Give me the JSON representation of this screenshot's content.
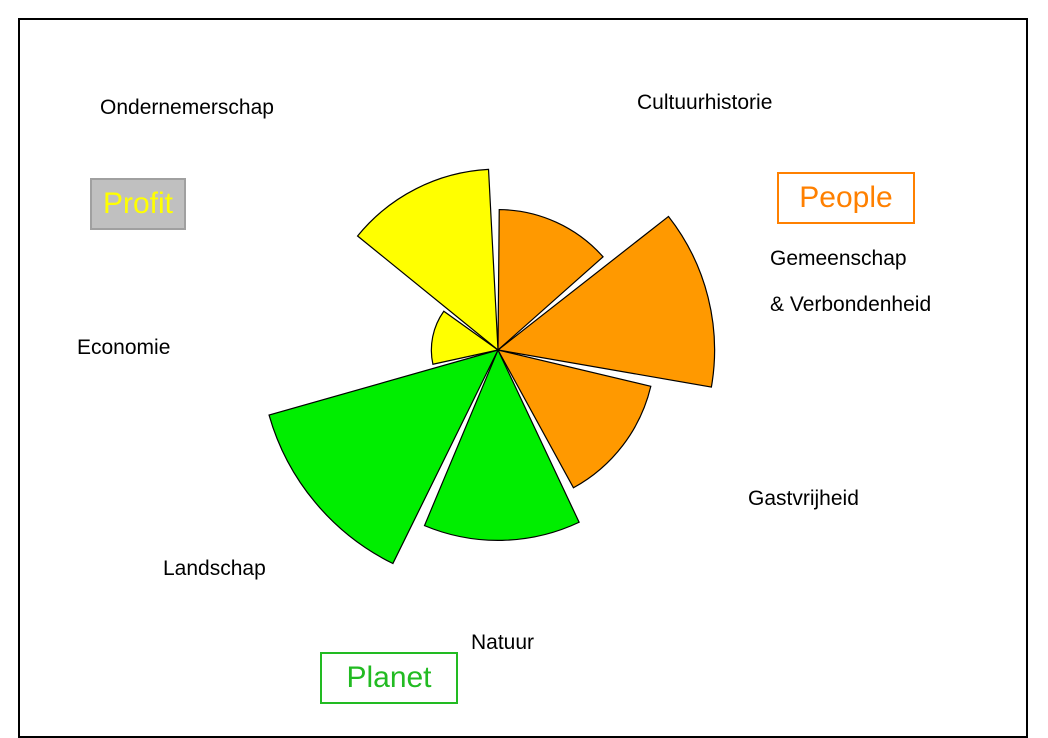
{
  "chart_data": {
    "type": "rose",
    "categories": [
      "Cultuurhistorie",
      "Gemeenschap\n& Verbondenheid",
      "Gastvrijheid",
      "Natuur",
      "Landschap",
      "Economie",
      "Ondernemerschap"
    ],
    "values": [
      5.9,
      9.1,
      6.6,
      8.0,
      10,
      2.8,
      7.6
    ],
    "colors": [
      "#ff9900",
      "#ff9900",
      "#ff9900",
      "#00ee00",
      "#00ee00",
      "#ffff00",
      "#ffff00"
    ],
    "rlim": [
      0,
      10
    ],
    "groups": [
      {
        "name": "Profit",
        "color": "#ffff00",
        "fill": "#c0c0c0",
        "border": "#a0a0a0"
      },
      {
        "name": "People",
        "color": "#ff8000",
        "fill": "#ffffff",
        "border": "#ff8000"
      },
      {
        "name": "Planet",
        "color": "#22bb22",
        "fill": "#ffffff",
        "border": "#22bb22"
      }
    ]
  }
}
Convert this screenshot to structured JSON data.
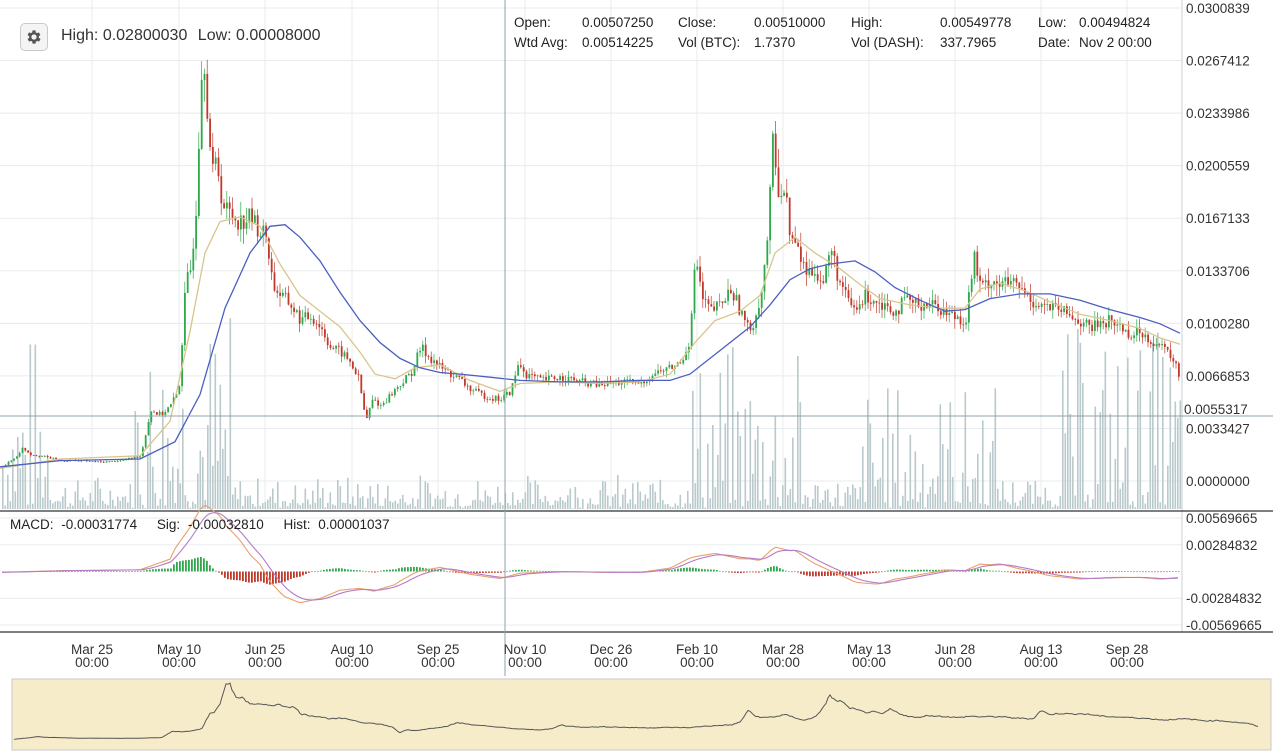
{
  "header": {
    "high_label": "High:",
    "high_value": "0.02800030",
    "low_label": "Low:",
    "low_value": "0.00008000"
  },
  "ohlc": {
    "open_label": "Open:",
    "open_value": "0.00507250",
    "close_label": "Close:",
    "close_value": "0.00510000",
    "high_label": "High:",
    "high_value": "0.00549778",
    "low_label": "Low:",
    "low_value": "0.00494824",
    "wtd_label": "Wtd Avg:",
    "wtd_value": "0.00514225",
    "volbtc_label": "Vol (BTC):",
    "volbtc_value": "1.7370",
    "voldash_label": "Vol (DASH):",
    "voldash_value": "337.7965",
    "date_label": "Date:",
    "date_value": "Nov 2 00:00"
  },
  "macd": {
    "macd_label": "MACD:",
    "macd_value": "-0.00031774",
    "sig_label": "Sig:",
    "sig_value": "-0.00032810",
    "hist_label": "Hist:",
    "hist_value": "0.00001037"
  },
  "crosshair_price": "0.0055317",
  "colors": {
    "volume": "#b9c9cc",
    "up_candle": "#2ea84a",
    "down_candle": "#c0392b",
    "ema_short": "#d9c58c",
    "ema_long": "#4a5fc1",
    "macd_line": "#e8a070",
    "signal_line": "#b57cc4",
    "navigator_bg": "#f7ecca",
    "grid": "#e8ecee"
  },
  "chart_data": {
    "type": "candlestick",
    "y_ticks": [
      "0.0300839",
      "0.0267412",
      "0.0233986",
      "0.0200559",
      "0.0167133",
      "0.0133706",
      "0.0100280",
      "0.0066853",
      "0.0033427",
      "0.0000000"
    ],
    "ylim": [
      0,
      0.0300839
    ],
    "x_ticks": [
      {
        "date": "Mar 25",
        "time": "00:00"
      },
      {
        "date": "May 10",
        "time": "00:00"
      },
      {
        "date": "Jun 25",
        "time": "00:00"
      },
      {
        "date": "Aug 10",
        "time": "00:00"
      },
      {
        "date": "Sep 25",
        "time": "00:00"
      },
      {
        "date": "Nov 10",
        "time": "00:00"
      },
      {
        "date": "Dec 26",
        "time": "00:00"
      },
      {
        "date": "Feb 10",
        "time": "00:00"
      },
      {
        "date": "Mar 28",
        "time": "00:00"
      },
      {
        "date": "May 13",
        "time": "00:00"
      },
      {
        "date": "Jun 28",
        "time": "00:00"
      },
      {
        "date": "Aug 13",
        "time": "00:00"
      },
      {
        "date": "Sep 28",
        "time": "00:00"
      }
    ],
    "price_close_points": [
      [
        0,
        0.0008
      ],
      [
        8,
        0.0012
      ],
      [
        15,
        0.0015
      ],
      [
        22,
        0.0021
      ],
      [
        30,
        0.0017
      ],
      [
        40,
        0.0016
      ],
      [
        60,
        0.0013
      ],
      [
        80,
        0.0013
      ],
      [
        100,
        0.0012
      ],
      [
        120,
        0.0013
      ],
      [
        140,
        0.0016
      ],
      [
        150,
        0.0045
      ],
      [
        160,
        0.0042
      ],
      [
        170,
        0.0048
      ],
      [
        178,
        0.0058
      ],
      [
        185,
        0.0125
      ],
      [
        190,
        0.0135
      ],
      [
        196,
        0.018
      ],
      [
        200,
        0.026
      ],
      [
        204,
        0.027
      ],
      [
        208,
        0.022
      ],
      [
        212,
        0.0195
      ],
      [
        216,
        0.0205
      ],
      [
        222,
        0.0175
      ],
      [
        230,
        0.017
      ],
      [
        240,
        0.0165
      ],
      [
        250,
        0.0168
      ],
      [
        258,
        0.016
      ],
      [
        266,
        0.0155
      ],
      [
        272,
        0.0125
      ],
      [
        280,
        0.0118
      ],
      [
        290,
        0.0112
      ],
      [
        300,
        0.0102
      ],
      [
        310,
        0.0105
      ],
      [
        320,
        0.0098
      ],
      [
        330,
        0.0085
      ],
      [
        340,
        0.0082
      ],
      [
        350,
        0.0075
      ],
      [
        358,
        0.0065
      ],
      [
        365,
        0.0038
      ],
      [
        372,
        0.0052
      ],
      [
        380,
        0.0048
      ],
      [
        390,
        0.0055
      ],
      [
        400,
        0.0062
      ],
      [
        410,
        0.0068
      ],
      [
        420,
        0.0085
      ],
      [
        430,
        0.0078
      ],
      [
        440,
        0.0072
      ],
      [
        450,
        0.0068
      ],
      [
        460,
        0.0064
      ],
      [
        470,
        0.0058
      ],
      [
        480,
        0.0055
      ],
      [
        490,
        0.0053
      ],
      [
        500,
        0.0052
      ],
      [
        510,
        0.0057
      ],
      [
        518,
        0.0075
      ],
      [
        525,
        0.0068
      ],
      [
        540,
        0.0064
      ],
      [
        560,
        0.0066
      ],
      [
        580,
        0.0063
      ],
      [
        600,
        0.0061
      ],
      [
        620,
        0.0063
      ],
      [
        640,
        0.0062
      ],
      [
        655,
        0.0069
      ],
      [
        670,
        0.0072
      ],
      [
        680,
        0.0075
      ],
      [
        688,
        0.0088
      ],
      [
        695,
        0.0142
      ],
      [
        702,
        0.0115
      ],
      [
        710,
        0.0108
      ],
      [
        720,
        0.0112
      ],
      [
        730,
        0.0122
      ],
      [
        740,
        0.0108
      ],
      [
        748,
        0.0095
      ],
      [
        755,
        0.0105
      ],
      [
        762,
        0.0125
      ],
      [
        768,
        0.0165
      ],
      [
        772,
        0.0215
      ],
      [
        778,
        0.0185
      ],
      [
        784,
        0.0185
      ],
      [
        790,
        0.0155
      ],
      [
        798,
        0.0145
      ],
      [
        806,
        0.0132
      ],
      [
        814,
        0.0135
      ],
      [
        822,
        0.0125
      ],
      [
        830,
        0.0148
      ],
      [
        838,
        0.0128
      ],
      [
        846,
        0.0115
      ],
      [
        855,
        0.0108
      ],
      [
        865,
        0.0118
      ],
      [
        875,
        0.0115
      ],
      [
        885,
        0.0112
      ],
      [
        895,
        0.0108
      ],
      [
        905,
        0.0115
      ],
      [
        915,
        0.0112
      ],
      [
        925,
        0.0113
      ],
      [
        935,
        0.0112
      ],
      [
        945,
        0.0107
      ],
      [
        955,
        0.0105
      ],
      [
        965,
        0.0102
      ],
      [
        973,
        0.0143
      ],
      [
        980,
        0.0122
      ],
      [
        990,
        0.0128
      ],
      [
        1000,
        0.0125
      ],
      [
        1010,
        0.0126
      ],
      [
        1020,
        0.0122
      ],
      [
        1030,
        0.0115
      ],
      [
        1040,
        0.0112
      ],
      [
        1050,
        0.011
      ],
      [
        1060,
        0.0108
      ],
      [
        1070,
        0.0105
      ],
      [
        1080,
        0.0101
      ],
      [
        1090,
        0.0097
      ],
      [
        1100,
        0.0101
      ],
      [
        1110,
        0.0102
      ],
      [
        1120,
        0.0098
      ],
      [
        1130,
        0.0093
      ],
      [
        1140,
        0.0095
      ],
      [
        1150,
        0.009
      ],
      [
        1160,
        0.0085
      ],
      [
        1170,
        0.008
      ],
      [
        1178,
        0.0068
      ]
    ],
    "ema_long_points": [
      [
        0,
        0.0009
      ],
      [
        60,
        0.0013
      ],
      [
        140,
        0.0014
      ],
      [
        175,
        0.0025
      ],
      [
        200,
        0.0055
      ],
      [
        225,
        0.011
      ],
      [
        250,
        0.0145
      ],
      [
        270,
        0.0162
      ],
      [
        285,
        0.0163
      ],
      [
        300,
        0.0155
      ],
      [
        320,
        0.014
      ],
      [
        340,
        0.012
      ],
      [
        360,
        0.0102
      ],
      [
        380,
        0.0088
      ],
      [
        400,
        0.0078
      ],
      [
        420,
        0.0072
      ],
      [
        440,
        0.0069
      ],
      [
        460,
        0.0068
      ],
      [
        490,
        0.0066
      ],
      [
        520,
        0.0064
      ],
      [
        560,
        0.0063
      ],
      [
        600,
        0.0063
      ],
      [
        640,
        0.0064
      ],
      [
        670,
        0.0064
      ],
      [
        690,
        0.0068
      ],
      [
        710,
        0.0078
      ],
      [
        730,
        0.0088
      ],
      [
        750,
        0.0098
      ],
      [
        770,
        0.0112
      ],
      [
        790,
        0.0128
      ],
      [
        810,
        0.0135
      ],
      [
        830,
        0.0138
      ],
      [
        855,
        0.014
      ],
      [
        875,
        0.0133
      ],
      [
        895,
        0.0123
      ],
      [
        920,
        0.0115
      ],
      [
        945,
        0.0108
      ],
      [
        965,
        0.0109
      ],
      [
        990,
        0.0116
      ],
      [
        1020,
        0.0119
      ],
      [
        1050,
        0.0119
      ],
      [
        1080,
        0.0115
      ],
      [
        1110,
        0.0109
      ],
      [
        1140,
        0.0104
      ],
      [
        1160,
        0.01
      ],
      [
        1180,
        0.0094
      ]
    ],
    "ema_short_points": [
      [
        0,
        0.0008
      ],
      [
        60,
        0.0014
      ],
      [
        140,
        0.0016
      ],
      [
        170,
        0.0038
      ],
      [
        190,
        0.0095
      ],
      [
        205,
        0.0145
      ],
      [
        220,
        0.0165
      ],
      [
        240,
        0.0168
      ],
      [
        260,
        0.0162
      ],
      [
        280,
        0.0138
      ],
      [
        300,
        0.0118
      ],
      [
        320,
        0.0108
      ],
      [
        340,
        0.0098
      ],
      [
        360,
        0.0082
      ],
      [
        375,
        0.0068
      ],
      [
        395,
        0.0065
      ],
      [
        415,
        0.0072
      ],
      [
        440,
        0.0074
      ],
      [
        470,
        0.0064
      ],
      [
        500,
        0.0057
      ],
      [
        520,
        0.0062
      ],
      [
        560,
        0.0063
      ],
      [
        600,
        0.0062
      ],
      [
        640,
        0.0063
      ],
      [
        670,
        0.0068
      ],
      [
        695,
        0.0088
      ],
      [
        715,
        0.0102
      ],
      [
        740,
        0.0108
      ],
      [
        760,
        0.0118
      ],
      [
        775,
        0.0145
      ],
      [
        795,
        0.0155
      ],
      [
        815,
        0.0145
      ],
      [
        840,
        0.0135
      ],
      [
        860,
        0.0125
      ],
      [
        880,
        0.0116
      ],
      [
        910,
        0.0112
      ],
      [
        940,
        0.011
      ],
      [
        965,
        0.011
      ],
      [
        980,
        0.0122
      ],
      [
        1000,
        0.0126
      ],
      [
        1025,
        0.0121
      ],
      [
        1050,
        0.0114
      ],
      [
        1080,
        0.0106
      ],
      [
        1110,
        0.0102
      ],
      [
        1140,
        0.0097
      ],
      [
        1160,
        0.0091
      ],
      [
        1180,
        0.0087
      ]
    ],
    "macd_y_ticks": [
      "0.00569665",
      "0.00284832",
      "-0.00284832",
      "-0.00569665"
    ],
    "macd_ylim": [
      -0.00569665,
      0.00569665
    ]
  }
}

*-*-*

Work to do
Using the material above, gather every line that includes "screenshot".

Final result
Give me the JSON representation of this screenshot's content.
Convert this screenshot to structured JSON data.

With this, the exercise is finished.